> RECORDS SUPPLIED:
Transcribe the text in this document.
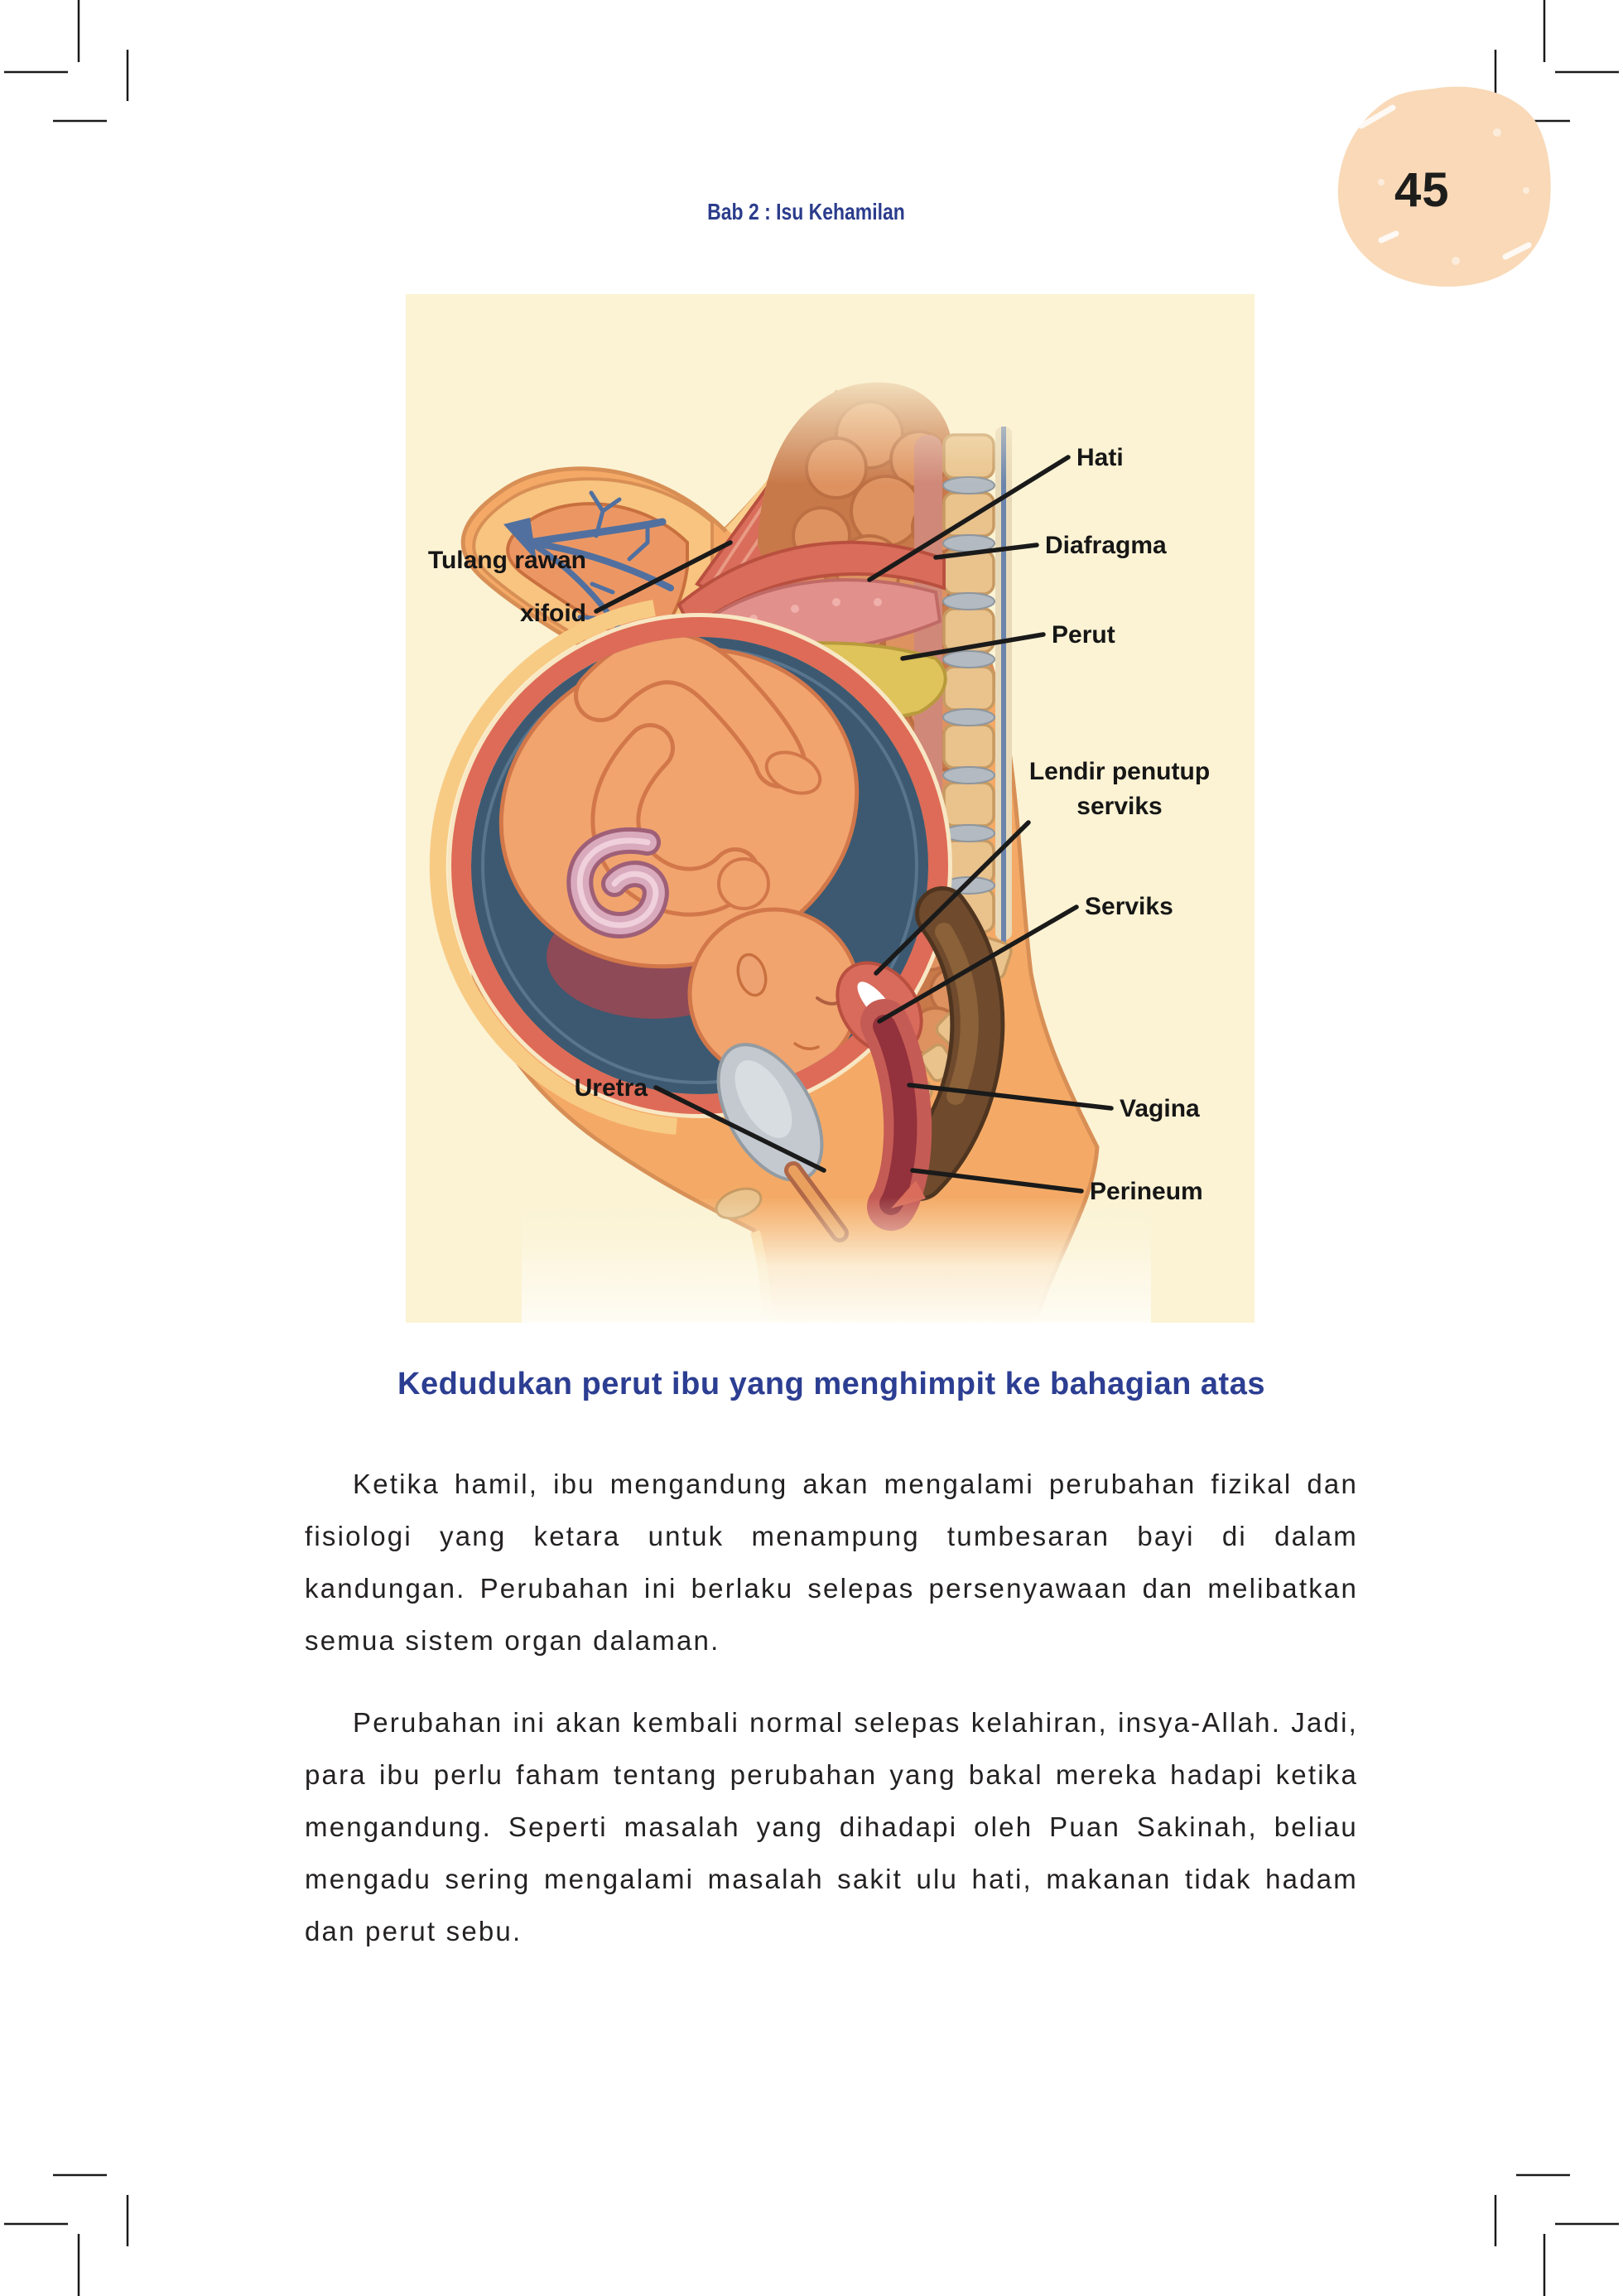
45
Bab 2 : Isu Kehamilan
Hati
Diafragma
Perut
Tulang rawan
xifoid
Lendir penutup
serviks
Serviks
Uretra
Vagina
Perineum
Kedudukan perut ibu yang menghimpit ke bahagian atas

Ketika hamil, ibu mengandung akan mengalami perubahan fizikal dan fisiologi yang ketara untuk menampung tumbesaran bayi di dalam kandungan. Perubahan ini berlaku selepas persenyawaan dan melibatkan semua sistem organ dalaman.

Perubahan ini akan kembali normal selepas kelahiran, insya-Allah. Jadi, para ibu perlu faham tentang perubahan yang bakal mereka hadapi ketika mengandung. Seperti masalah yang dihadapi oleh Puan Sakinah, beliau mengadu sering mengalami masalah sakit ulu hati, makanan tidak hadam dan perut sebu.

> PROBLEM TO SOLVE:
Reproduce every line exactly and omit all pictures.

> SOLUTION TO THE PROBLEM:
Transcribe the text in this document.
45
Bab 2 : Isu Kehamilan
Hati
Diafragma
Perut
Tulang rawan
xifoid
Lendir penutup
serviks
Serviks
Uretra
Vagina
Perineum
Kedudukan perut ibu yang menghimpit ke bahagian atas

Ketika hamil, ibu mengandung akan mengalami perubahan fizikal dan fisiologi yang ketara untuk menampung tumbesaran bayi di dalam kandungan. Perubahan ini berlaku selepas persenyawaan dan melibatkan semua sistem organ dalaman.

Perubahan ini akan kembali normal selepas kelahiran, insya-Allah. Jadi, para ibu perlu faham tentang perubahan yang bakal mereka hadapi ketika mengandung. Seperti masalah yang dihadapi oleh Puan Sakinah, beliau mengadu sering mengalami masalah sakit ulu hati, makanan tidak hadam dan perut sebu.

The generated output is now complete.